**WHAT THIS TASK INVOLVES:**
Copy the material below from its beginning through the line that contains "The thrust nut 149 is at (303, 250).", including both ends. Leave the pictures out of your copy.

------------------------------------------------------------------------

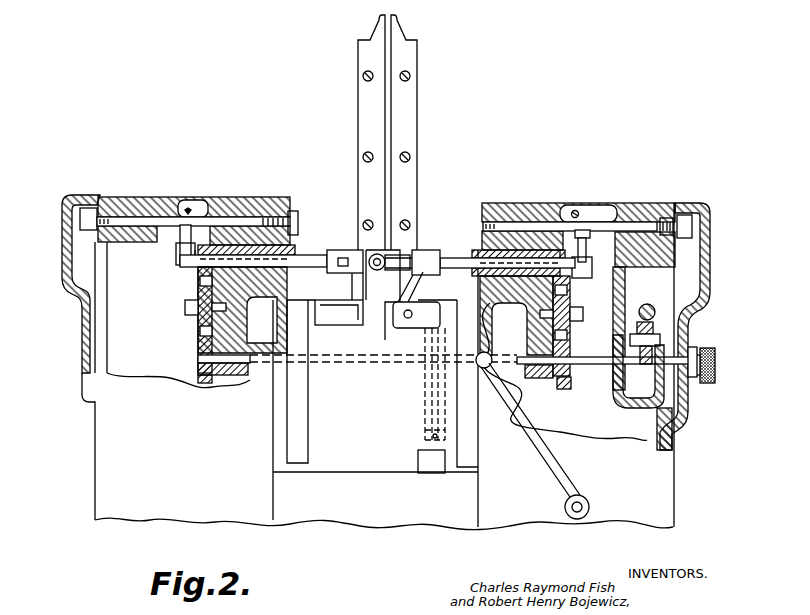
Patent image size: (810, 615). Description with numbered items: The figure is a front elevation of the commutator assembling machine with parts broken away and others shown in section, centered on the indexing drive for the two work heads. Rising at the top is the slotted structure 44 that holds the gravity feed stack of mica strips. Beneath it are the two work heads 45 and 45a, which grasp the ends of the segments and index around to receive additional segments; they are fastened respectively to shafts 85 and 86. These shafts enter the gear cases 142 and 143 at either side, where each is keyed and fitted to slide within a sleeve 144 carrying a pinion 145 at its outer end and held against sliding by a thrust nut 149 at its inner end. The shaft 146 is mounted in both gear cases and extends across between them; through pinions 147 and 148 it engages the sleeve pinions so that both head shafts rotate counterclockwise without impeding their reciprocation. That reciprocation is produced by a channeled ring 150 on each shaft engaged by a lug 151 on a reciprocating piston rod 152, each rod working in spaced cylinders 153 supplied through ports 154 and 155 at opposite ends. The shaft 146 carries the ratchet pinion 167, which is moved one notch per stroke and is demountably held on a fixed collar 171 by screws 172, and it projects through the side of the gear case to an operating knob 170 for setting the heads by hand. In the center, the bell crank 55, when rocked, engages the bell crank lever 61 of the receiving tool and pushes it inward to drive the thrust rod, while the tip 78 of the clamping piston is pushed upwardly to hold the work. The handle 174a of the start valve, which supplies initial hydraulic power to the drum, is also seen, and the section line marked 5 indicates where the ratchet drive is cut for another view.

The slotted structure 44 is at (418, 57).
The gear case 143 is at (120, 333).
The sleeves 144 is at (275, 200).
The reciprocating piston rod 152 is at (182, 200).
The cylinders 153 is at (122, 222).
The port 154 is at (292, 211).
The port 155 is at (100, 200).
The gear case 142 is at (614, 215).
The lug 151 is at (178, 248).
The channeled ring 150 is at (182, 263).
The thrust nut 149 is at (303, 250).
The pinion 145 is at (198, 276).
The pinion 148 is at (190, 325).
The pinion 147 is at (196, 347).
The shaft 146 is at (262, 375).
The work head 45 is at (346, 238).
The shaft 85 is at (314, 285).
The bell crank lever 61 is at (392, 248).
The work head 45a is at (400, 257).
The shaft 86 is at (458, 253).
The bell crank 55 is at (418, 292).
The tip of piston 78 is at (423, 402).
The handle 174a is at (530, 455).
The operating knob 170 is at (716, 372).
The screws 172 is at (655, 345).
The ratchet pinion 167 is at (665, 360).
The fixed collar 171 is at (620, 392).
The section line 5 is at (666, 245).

------------------------------------------------------------------------

**THE RESULT:**
Patent image size: (810, 615). Description with numbered items: The figure is a front elevation of the commutator assembling machine with parts broken away and others shown in section, centered on the indexing drive for the two work heads. Rising at the top is the slotted structure 44 that holds the gravity feed stack of mica strips. Beneath it are the two work heads 45 and 45a, which grasp the ends of the segments and index around to receive additional segments; they are fastened respectively to shafts 85 and 86. These shafts enter the gear cases 142 and 143 at either side, where each is keyed and fitted to slide within a sleeve 144 carrying a pinion 145 at its outer end and held against sliding by a thrust nut 149 at its inner end. The shaft 146 is mounted in both gear cases and extends across between them; through pinions 147 and 148 it engages the sleeve pinions so that both head shafts rotate counterclockwise without impeding their reciprocation. That reciprocation is produced by a channeled ring 150 on each shaft engaged by a lug 151 on a reciprocating piston rod 152, each rod working in spaced cylinders 153 supplied through ports 154 and 155 at opposite ends. The shaft 146 carries the ratchet pinion 167, which is moved one notch per stroke and is demountably held on a fixed collar 171 by screws 172, and it projects through the side of the gear case to an operating knob 170 for setting the heads by hand. In the center, the bell crank 55, when rocked, engages the bell crank lever 61 of the receiving tool and pushes it inward to drive the thrust rod, while the tip 78 of the clamping piston is pushed upwardly to hold the work. The handle 174a of the start valve, which supplies initial hydraulic power to the drum, is also seen, and the section line marked 5 indicates where the ratchet drive is cut for another view.

The slotted structure 44 is at (418, 57).
The gear case 143 is at (120, 333).
The sleeves 144 is at (275, 200).
The reciprocating piston rod 152 is at (182, 200).
The cylinders 153 is at (122, 222).
The port 154 is at (292, 211).
The port 155 is at (100, 200).
The gear case 142 is at (614, 215).
The lug 151 is at (178, 248).
The channeled ring 150 is at (182, 263).
The thrust nut 149 is at (303, 250).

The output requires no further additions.